Aim: Will you write out the data exactly, excluding every picture?

┏━━

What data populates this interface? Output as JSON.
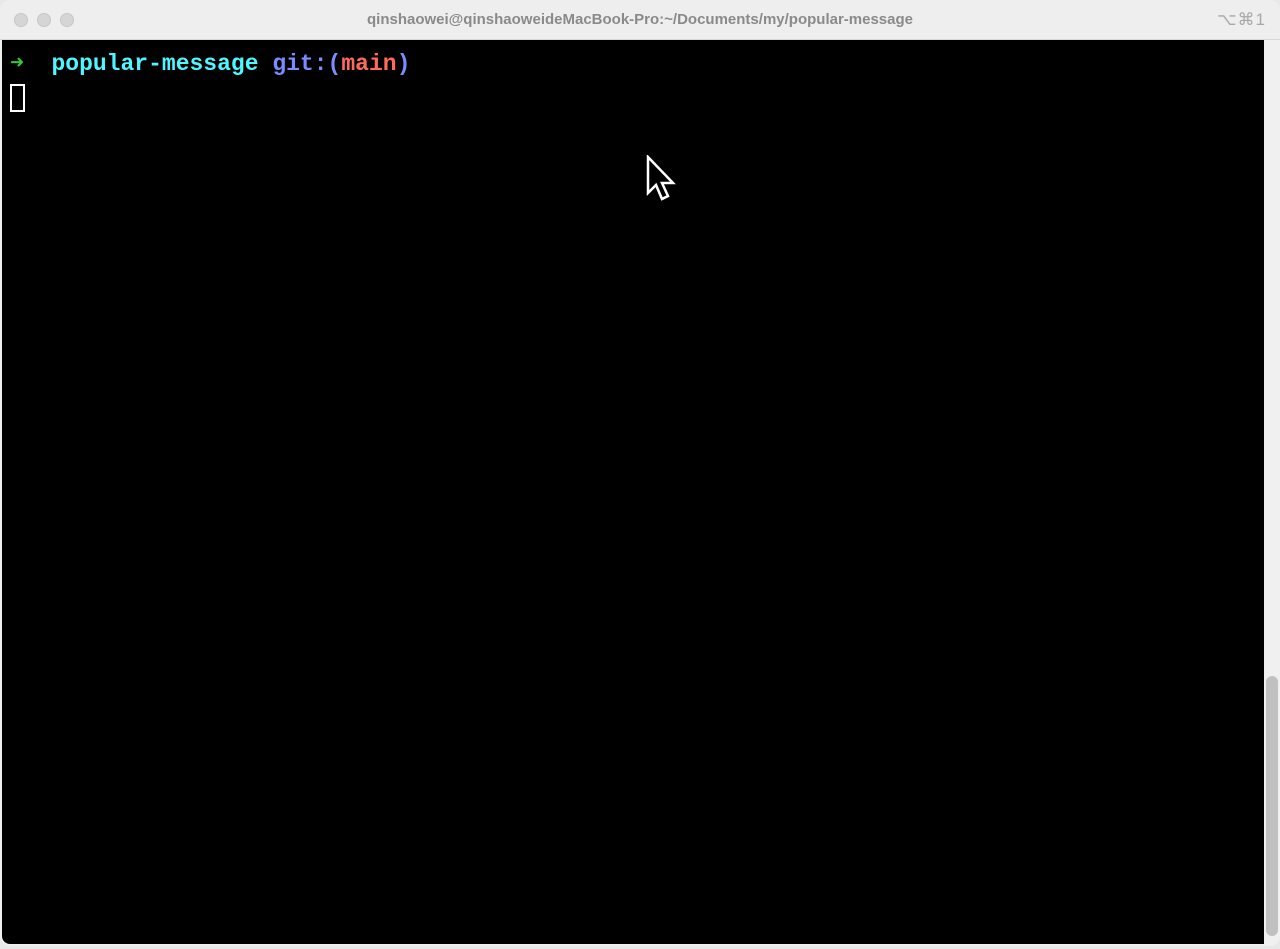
{
  "titlebar": {
    "title": "qinshaowei@qinshaoweideMacBook-Pro:~/Documents/my/popular-message",
    "shortcut": "⌥⌘1"
  },
  "prompt": {
    "arrow": "➜",
    "directory": "popular-message",
    "git_label": "git:",
    "paren_open": "(",
    "branch": "main",
    "paren_close": ")"
  }
}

┗━━

Exercise solution:
What data populates this interface? Output as JSON.
{
  "titlebar": {
    "title": "qinshaowei@qinshaoweideMacBook-Pro:~/Documents/my/popular-message",
    "shortcut": "⌥⌘1"
  },
  "prompt": {
    "arrow": "➜",
    "directory": "popular-message",
    "git_label": "git:",
    "paren_open": "(",
    "branch": "main",
    "paren_close": ")"
  }
}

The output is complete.